— Start of Data —

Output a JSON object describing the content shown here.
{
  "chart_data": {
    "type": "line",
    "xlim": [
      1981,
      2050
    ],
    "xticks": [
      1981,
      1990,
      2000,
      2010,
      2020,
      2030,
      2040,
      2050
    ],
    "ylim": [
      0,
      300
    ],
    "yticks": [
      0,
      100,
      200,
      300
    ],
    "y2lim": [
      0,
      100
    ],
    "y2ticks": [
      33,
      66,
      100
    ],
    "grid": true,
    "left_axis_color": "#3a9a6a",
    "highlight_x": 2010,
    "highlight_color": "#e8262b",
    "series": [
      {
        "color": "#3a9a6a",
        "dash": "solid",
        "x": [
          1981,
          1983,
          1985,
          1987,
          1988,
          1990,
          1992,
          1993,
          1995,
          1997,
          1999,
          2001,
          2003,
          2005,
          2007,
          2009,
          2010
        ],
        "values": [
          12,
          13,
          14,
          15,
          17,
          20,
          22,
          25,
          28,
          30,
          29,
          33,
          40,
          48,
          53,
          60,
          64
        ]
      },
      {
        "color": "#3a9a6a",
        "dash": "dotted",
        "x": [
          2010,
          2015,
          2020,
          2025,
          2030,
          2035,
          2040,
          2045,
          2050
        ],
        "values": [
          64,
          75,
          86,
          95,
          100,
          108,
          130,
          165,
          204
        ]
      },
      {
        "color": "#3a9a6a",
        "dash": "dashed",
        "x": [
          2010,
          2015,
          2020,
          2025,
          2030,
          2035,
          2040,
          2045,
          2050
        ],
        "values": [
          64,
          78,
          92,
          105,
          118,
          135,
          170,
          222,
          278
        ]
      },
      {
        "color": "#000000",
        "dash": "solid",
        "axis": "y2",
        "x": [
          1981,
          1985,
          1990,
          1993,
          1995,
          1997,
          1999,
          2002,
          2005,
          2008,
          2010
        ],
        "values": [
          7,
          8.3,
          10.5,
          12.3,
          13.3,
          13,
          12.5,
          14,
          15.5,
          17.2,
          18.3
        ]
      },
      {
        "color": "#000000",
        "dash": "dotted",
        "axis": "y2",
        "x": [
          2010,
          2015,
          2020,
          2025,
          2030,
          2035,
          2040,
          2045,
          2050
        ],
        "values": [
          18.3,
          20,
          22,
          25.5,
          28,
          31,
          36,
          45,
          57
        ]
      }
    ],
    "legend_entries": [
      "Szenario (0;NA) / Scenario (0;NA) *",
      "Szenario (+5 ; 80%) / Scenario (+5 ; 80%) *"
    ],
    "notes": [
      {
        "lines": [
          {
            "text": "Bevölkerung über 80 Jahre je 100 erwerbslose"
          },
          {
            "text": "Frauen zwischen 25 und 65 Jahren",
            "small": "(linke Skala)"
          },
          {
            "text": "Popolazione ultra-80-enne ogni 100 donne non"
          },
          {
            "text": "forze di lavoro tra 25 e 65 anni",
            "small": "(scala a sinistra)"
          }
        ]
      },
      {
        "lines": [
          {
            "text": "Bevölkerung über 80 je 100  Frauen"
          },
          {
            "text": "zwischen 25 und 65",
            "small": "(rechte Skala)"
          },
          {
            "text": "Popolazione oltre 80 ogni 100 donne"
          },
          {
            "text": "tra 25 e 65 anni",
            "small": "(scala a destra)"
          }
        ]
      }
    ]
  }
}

— End of Data —

Goal. Using the listing above, show each line holding the string "ogni".

Output below.
            "text": "Popolazione ultra-80-enne ogni 100 donne non"
            "text": "Popolazione oltre 80 ogni 100 donne"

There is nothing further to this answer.